To do
Every line below that contains "note" is to be copied.

## Start Dataset excerpts

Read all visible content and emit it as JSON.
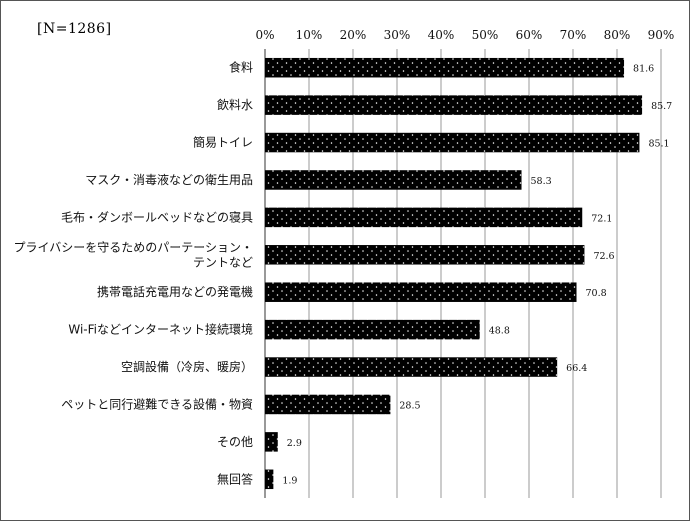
{
  "sample_label": "[N=1286]",
  "chart_data": {
    "type": "bar",
    "orientation": "horizontal",
    "categories": [
      [
        "食料"
      ],
      [
        "飲料水"
      ],
      [
        "簡易トイレ"
      ],
      [
        "マスク・消毒液などの衛生用品"
      ],
      [
        "毛布・ダンボールベッドなどの寝具"
      ],
      [
        "プライバシーを守るためのパーテーション・",
        "テントなど"
      ],
      [
        "携帯電話充電用などの発電機"
      ],
      [
        "Wi-Fiなどインターネット接続環境"
      ],
      [
        "空調設備（冷房、暖房）"
      ],
      [
        "ペットと同行避難できる設備・物資"
      ],
      [
        "その他"
      ],
      [
        "無回答"
      ]
    ],
    "values": [
      81.6,
      85.7,
      85.1,
      58.3,
      72.1,
      72.6,
      70.8,
      48.8,
      66.4,
      28.5,
      2.9,
      1.9
    ],
    "value_labels": [
      "81.6",
      "85.7",
      "85.1",
      "58.3",
      "72.1",
      "72.6",
      "70.8",
      "48.8",
      "66.4",
      "28.5",
      "2.9",
      "1.9"
    ],
    "xticks": [
      "0%",
      "10%",
      "20%",
      "30%",
      "40%",
      "50%",
      "60%",
      "70%",
      "80%",
      "90%"
    ],
    "xlim": [
      0,
      90
    ],
    "grid": "vertical",
    "bar_fill": "#000000",
    "dot_color": "#ffffff",
    "grid_color": "#9a9a9a"
  }
}
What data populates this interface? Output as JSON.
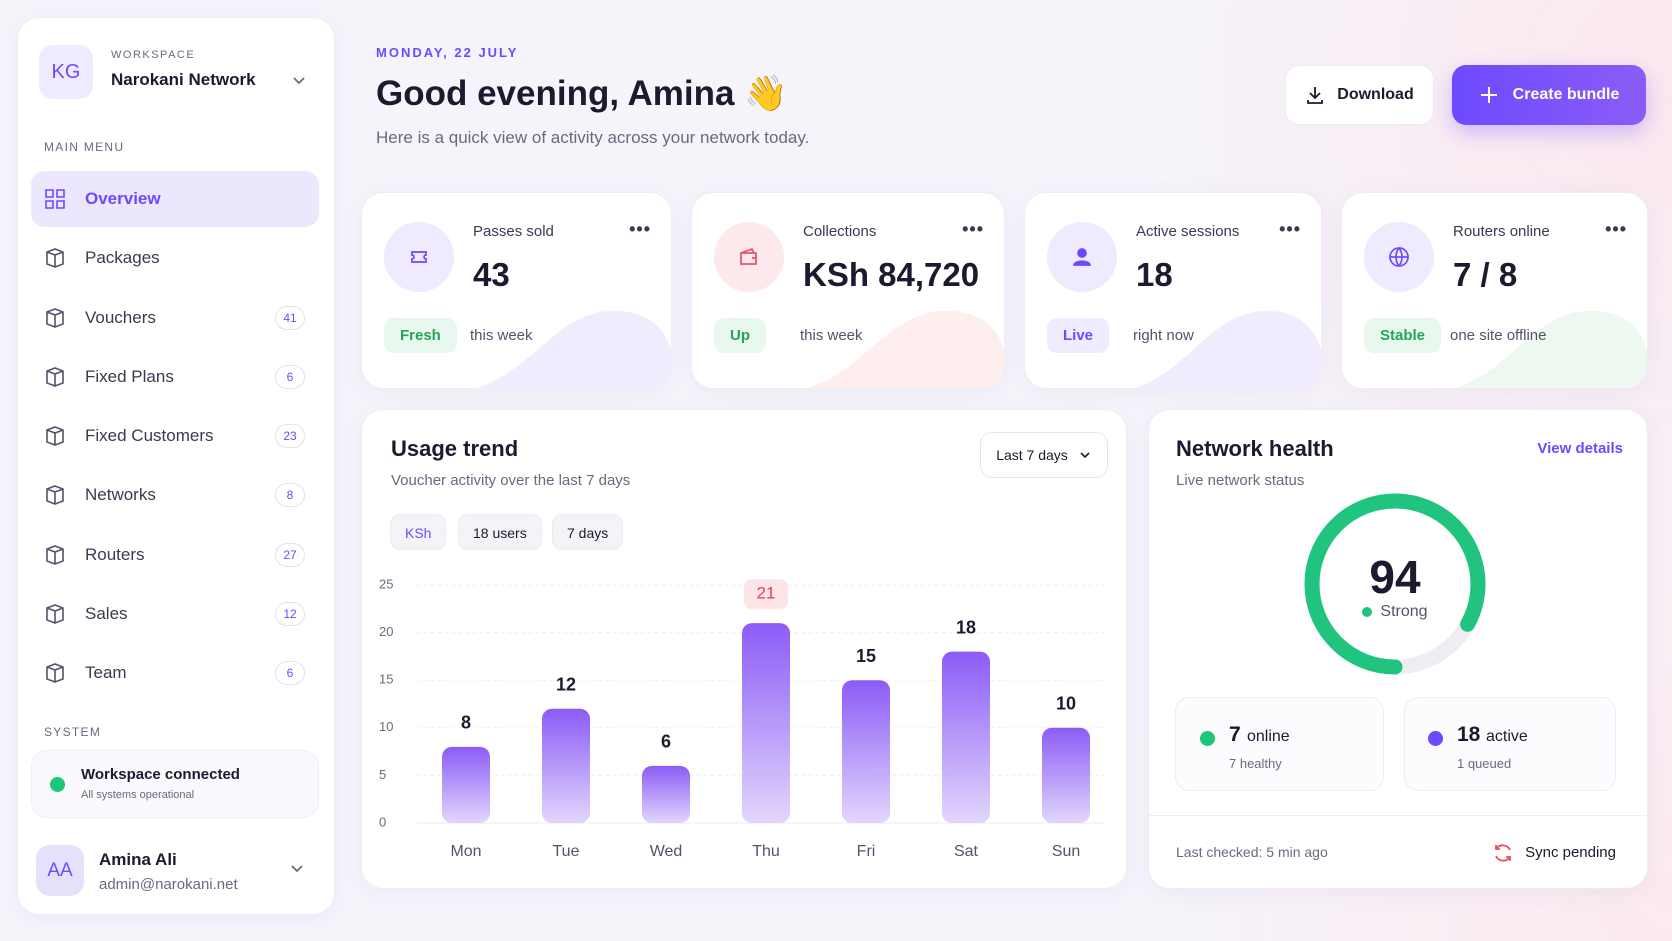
{
  "sidebar": {
    "workspace_initials": "KG",
    "workspace_label": "WORKSPACE",
    "workspace_name": "Narokani Network",
    "main_menu_label": "MAIN MENU",
    "menu": [
      {
        "label": "Overview"
      },
      {
        "label": "Packages"
      },
      {
        "label": "Vouchers",
        "count": 41
      },
      {
        "label": "Fixed Plans",
        "count": 6
      },
      {
        "label": "Fixed Customers",
        "count": 23
      },
      {
        "label": "Networks",
        "count": 8
      },
      {
        "label": "Routers",
        "count": 27
      },
      {
        "label": "Sales",
        "count": 12
      },
      {
        "label": "Team",
        "count": 6
      }
    ],
    "system_label": "SYSTEM",
    "status": {
      "title": "Workspace connected",
      "subtitle": "All systems operational"
    },
    "user": {
      "initials": "AA",
      "name": "Amina Ali",
      "email": "admin@narokani.net"
    }
  },
  "header": {
    "date": "MONDAY, 22 JULY",
    "greeting": "Good evening, Amina 👋",
    "subtitle": "Here is a quick view of activity across your network today.",
    "buttons": [
      "Download",
      "Create bundle"
    ]
  },
  "stats": [
    {
      "label": "Passes sold",
      "value": 43,
      "tag": "Fresh",
      "note": "this week"
    },
    {
      "label": "Collections",
      "value": "KSh 84,720",
      "tag": "Up",
      "note": "this week"
    },
    {
      "label": "Active sessions",
      "value": 18,
      "tag": "Live",
      "note": "right now"
    },
    {
      "label": "Routers online",
      "value": "7 / 8",
      "tag": "Stable",
      "note": "one site offline"
    }
  ],
  "chart_data": {
    "type": "bar",
    "title": "Usage trend",
    "subtitle": "Voucher activity over the last 7 days",
    "period": "Last 7 days",
    "chips": [
      "KSh",
      "18 users",
      "7 days"
    ],
    "categories": [
      "Mon",
      "Tue",
      "Wed",
      "Thu",
      "Fri",
      "Sat",
      "Sun"
    ],
    "values": [
      8,
      12,
      6,
      21,
      15,
      18,
      10
    ],
    "color": "#8b5cf6",
    "ylim": [
      0,
      25
    ],
    "yticks": [
      0,
      5,
      10,
      15,
      20,
      25
    ],
    "grid": true
  },
  "network_health": {
    "title": "Network health",
    "link": "View details",
    "subtitle": "Live network status",
    "score": 94,
    "score_label": "Strong",
    "online": {
      "count": 7,
      "label": "online",
      "note": "7 healthy"
    },
    "active": {
      "count": 18,
      "label": "active",
      "note": "1 queued"
    },
    "last_checked": "Last checked: 5 min ago",
    "sync": "Sync pending"
  }
}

## End Dataset excerpts

Expected output
      "note": "this week"
      "note": "this week"
      "note": "right now"
      "note": "one site offline"
      "note": "7 healthy"
      "note": "1 queued"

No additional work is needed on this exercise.